== GIVEN PROBLEM ==
Rename "candle-body" to "bar-body" at every occurrence in the lines below, and output all of them again with nothing else altered.

== DATA ROWS ==
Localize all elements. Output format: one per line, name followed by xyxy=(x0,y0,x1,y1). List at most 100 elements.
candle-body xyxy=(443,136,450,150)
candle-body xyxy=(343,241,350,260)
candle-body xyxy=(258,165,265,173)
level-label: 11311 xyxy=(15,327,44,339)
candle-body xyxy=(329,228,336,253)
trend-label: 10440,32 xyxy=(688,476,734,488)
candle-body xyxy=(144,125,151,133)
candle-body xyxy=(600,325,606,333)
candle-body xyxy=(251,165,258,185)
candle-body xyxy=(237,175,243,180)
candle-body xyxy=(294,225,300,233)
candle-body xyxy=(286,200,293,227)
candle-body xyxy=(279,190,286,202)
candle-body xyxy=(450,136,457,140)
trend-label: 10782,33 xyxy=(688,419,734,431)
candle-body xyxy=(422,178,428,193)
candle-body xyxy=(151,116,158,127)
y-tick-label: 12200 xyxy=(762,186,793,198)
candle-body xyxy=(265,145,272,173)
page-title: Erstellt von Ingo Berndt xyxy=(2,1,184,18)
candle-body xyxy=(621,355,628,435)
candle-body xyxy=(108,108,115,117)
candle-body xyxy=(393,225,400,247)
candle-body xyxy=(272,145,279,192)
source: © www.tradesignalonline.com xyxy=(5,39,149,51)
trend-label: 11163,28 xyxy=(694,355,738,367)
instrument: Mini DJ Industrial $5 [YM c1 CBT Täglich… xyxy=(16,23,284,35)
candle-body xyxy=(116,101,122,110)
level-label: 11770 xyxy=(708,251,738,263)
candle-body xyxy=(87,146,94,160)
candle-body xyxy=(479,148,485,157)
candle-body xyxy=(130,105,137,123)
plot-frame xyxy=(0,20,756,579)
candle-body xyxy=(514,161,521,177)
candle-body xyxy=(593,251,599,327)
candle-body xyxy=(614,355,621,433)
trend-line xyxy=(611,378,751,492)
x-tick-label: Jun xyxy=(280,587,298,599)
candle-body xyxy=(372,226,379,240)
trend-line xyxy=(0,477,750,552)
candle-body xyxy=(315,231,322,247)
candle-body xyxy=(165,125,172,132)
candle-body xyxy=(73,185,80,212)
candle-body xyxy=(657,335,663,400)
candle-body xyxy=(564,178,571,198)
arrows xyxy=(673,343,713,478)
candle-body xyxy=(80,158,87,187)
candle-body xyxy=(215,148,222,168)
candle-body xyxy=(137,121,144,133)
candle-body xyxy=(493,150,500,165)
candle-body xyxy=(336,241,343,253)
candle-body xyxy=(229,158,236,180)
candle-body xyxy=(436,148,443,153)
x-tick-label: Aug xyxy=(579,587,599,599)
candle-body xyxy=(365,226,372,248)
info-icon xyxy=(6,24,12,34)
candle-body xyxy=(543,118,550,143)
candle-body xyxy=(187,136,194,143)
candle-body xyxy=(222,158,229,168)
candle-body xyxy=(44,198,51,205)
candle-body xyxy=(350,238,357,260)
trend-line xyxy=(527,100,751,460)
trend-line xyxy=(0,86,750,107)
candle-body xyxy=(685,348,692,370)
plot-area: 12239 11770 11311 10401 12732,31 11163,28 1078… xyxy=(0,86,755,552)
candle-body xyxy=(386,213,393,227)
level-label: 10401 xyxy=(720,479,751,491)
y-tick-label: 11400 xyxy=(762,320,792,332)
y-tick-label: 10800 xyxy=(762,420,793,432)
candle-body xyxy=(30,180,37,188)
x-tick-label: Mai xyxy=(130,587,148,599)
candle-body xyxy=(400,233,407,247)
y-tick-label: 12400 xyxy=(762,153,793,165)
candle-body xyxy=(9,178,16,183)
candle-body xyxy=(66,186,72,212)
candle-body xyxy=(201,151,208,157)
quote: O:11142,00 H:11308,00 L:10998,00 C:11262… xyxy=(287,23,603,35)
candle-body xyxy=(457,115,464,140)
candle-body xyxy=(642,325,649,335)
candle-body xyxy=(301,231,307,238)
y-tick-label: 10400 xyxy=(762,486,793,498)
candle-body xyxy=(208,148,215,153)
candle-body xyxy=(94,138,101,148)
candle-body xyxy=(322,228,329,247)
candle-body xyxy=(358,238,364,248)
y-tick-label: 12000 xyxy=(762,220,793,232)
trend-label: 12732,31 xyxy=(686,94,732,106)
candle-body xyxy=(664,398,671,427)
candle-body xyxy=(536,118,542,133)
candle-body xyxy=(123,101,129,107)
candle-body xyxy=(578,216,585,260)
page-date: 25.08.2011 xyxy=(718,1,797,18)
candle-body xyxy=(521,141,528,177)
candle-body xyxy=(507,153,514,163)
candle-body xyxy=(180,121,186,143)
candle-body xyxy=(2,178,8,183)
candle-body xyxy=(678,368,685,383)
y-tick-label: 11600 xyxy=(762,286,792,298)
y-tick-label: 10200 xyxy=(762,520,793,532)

== ANSWER TO THE PROBLEM ==
Localize all elements. Output format: one per line, name followed by xyxy=(x0,y0,x1,y1). List at most 100 elements.
bar-body xyxy=(443,136,450,150)
bar-body xyxy=(343,241,350,260)
bar-body xyxy=(258,165,265,173)
level-label: 11311 xyxy=(15,327,44,339)
bar-body xyxy=(329,228,336,253)
trend-label: 10440,32 xyxy=(688,476,734,488)
bar-body xyxy=(144,125,151,133)
bar-body xyxy=(600,325,606,333)
bar-body xyxy=(251,165,258,185)
bar-body xyxy=(237,175,243,180)
bar-body xyxy=(294,225,300,233)
bar-body xyxy=(286,200,293,227)
bar-body xyxy=(279,190,286,202)
bar-body xyxy=(450,136,457,140)
trend-label: 10782,33 xyxy=(688,419,734,431)
bar-body xyxy=(422,178,428,193)
bar-body xyxy=(151,116,158,127)
y-tick-label: 12200 xyxy=(762,186,793,198)
bar-body xyxy=(265,145,272,173)
page-title: Erstellt von Ingo Berndt xyxy=(2,1,184,18)
bar-body xyxy=(621,355,628,435)
bar-body xyxy=(108,108,115,117)
bar-body xyxy=(393,225,400,247)
bar-body xyxy=(272,145,279,192)
source: © www.tradesignalonline.com xyxy=(5,39,149,51)
trend-label: 11163,28 xyxy=(694,355,738,367)
instrument: Mini DJ Industrial $5 [YM c1 CBT Täglich… xyxy=(16,23,284,35)
bar-body xyxy=(116,101,122,110)
level-label: 11770 xyxy=(708,251,738,263)
bar-body xyxy=(87,146,94,160)
bar-body xyxy=(479,148,485,157)
bar-body xyxy=(130,105,137,123)
plot-frame xyxy=(0,20,756,579)
bar-body xyxy=(514,161,521,177)
bar-body xyxy=(593,251,599,327)
bar-body xyxy=(614,355,621,433)
trend-line xyxy=(611,378,751,492)
x-tick-label: Jun xyxy=(280,587,298,599)
bar-body xyxy=(372,226,379,240)
trend-line xyxy=(0,477,750,552)
bar-body xyxy=(315,231,322,247)
bar-body xyxy=(165,125,172,132)
bar-body xyxy=(73,185,80,212)
bar-body xyxy=(657,335,663,400)
bar-body xyxy=(564,178,571,198)
arrows xyxy=(673,343,713,478)
bar-body xyxy=(80,158,87,187)
bar-body xyxy=(215,148,222,168)
bar-body xyxy=(137,121,144,133)
bar-body xyxy=(493,150,500,165)
bar-body xyxy=(336,241,343,253)
bar-body xyxy=(229,158,236,180)
bar-body xyxy=(436,148,443,153)
x-tick-label: Aug xyxy=(579,587,599,599)
bar-body xyxy=(365,226,372,248)
info-icon xyxy=(6,24,12,34)
bar-body xyxy=(543,118,550,143)
bar-body xyxy=(187,136,194,143)
bar-body xyxy=(222,158,229,168)
bar-body xyxy=(44,198,51,205)
bar-body xyxy=(350,238,357,260)
trend-line xyxy=(527,100,751,460)
trend-line xyxy=(0,86,750,107)
bar-body xyxy=(685,348,692,370)
plot-area: 12239 11770 11311 10401 12732,31 11163,28 1078… xyxy=(0,86,755,552)
bar-body xyxy=(386,213,393,227)
level-label: 10401 xyxy=(720,479,751,491)
y-tick-label: 11400 xyxy=(762,320,792,332)
y-tick-label: 10800 xyxy=(762,420,793,432)
bar-body xyxy=(30,180,37,188)
x-tick-label: Mai xyxy=(130,587,148,599)
bar-body xyxy=(400,233,407,247)
y-tick-label: 12400 xyxy=(762,153,793,165)
bar-body xyxy=(9,178,16,183)
bar-body xyxy=(66,186,72,212)
bar-body xyxy=(201,151,208,157)
quote: O:11142,00 H:11308,00 L:10998,00 C:11262… xyxy=(287,23,603,35)
bar-body xyxy=(457,115,464,140)
bar-body xyxy=(642,325,649,335)
bar-body xyxy=(301,231,307,238)
y-tick-label: 10400 xyxy=(762,486,793,498)
bar-body xyxy=(208,148,215,153)
bar-body xyxy=(94,138,101,148)
bar-body xyxy=(322,228,329,247)
bar-body xyxy=(358,238,364,248)
y-tick-label: 12000 xyxy=(762,220,793,232)
trend-label: 12732,31 xyxy=(686,94,732,106)
bar-body xyxy=(664,398,671,427)
bar-body xyxy=(536,118,542,133)
bar-body xyxy=(123,101,129,107)
bar-body xyxy=(578,216,585,260)
page-date: 25.08.2011 xyxy=(718,1,797,18)
bar-body xyxy=(521,141,528,177)
bar-body xyxy=(507,153,514,163)
bar-body xyxy=(180,121,186,143)
bar-body xyxy=(2,178,8,183)
bar-body xyxy=(678,368,685,383)
y-tick-label: 11600 xyxy=(762,286,792,298)
y-tick-label: 10200 xyxy=(762,520,793,532)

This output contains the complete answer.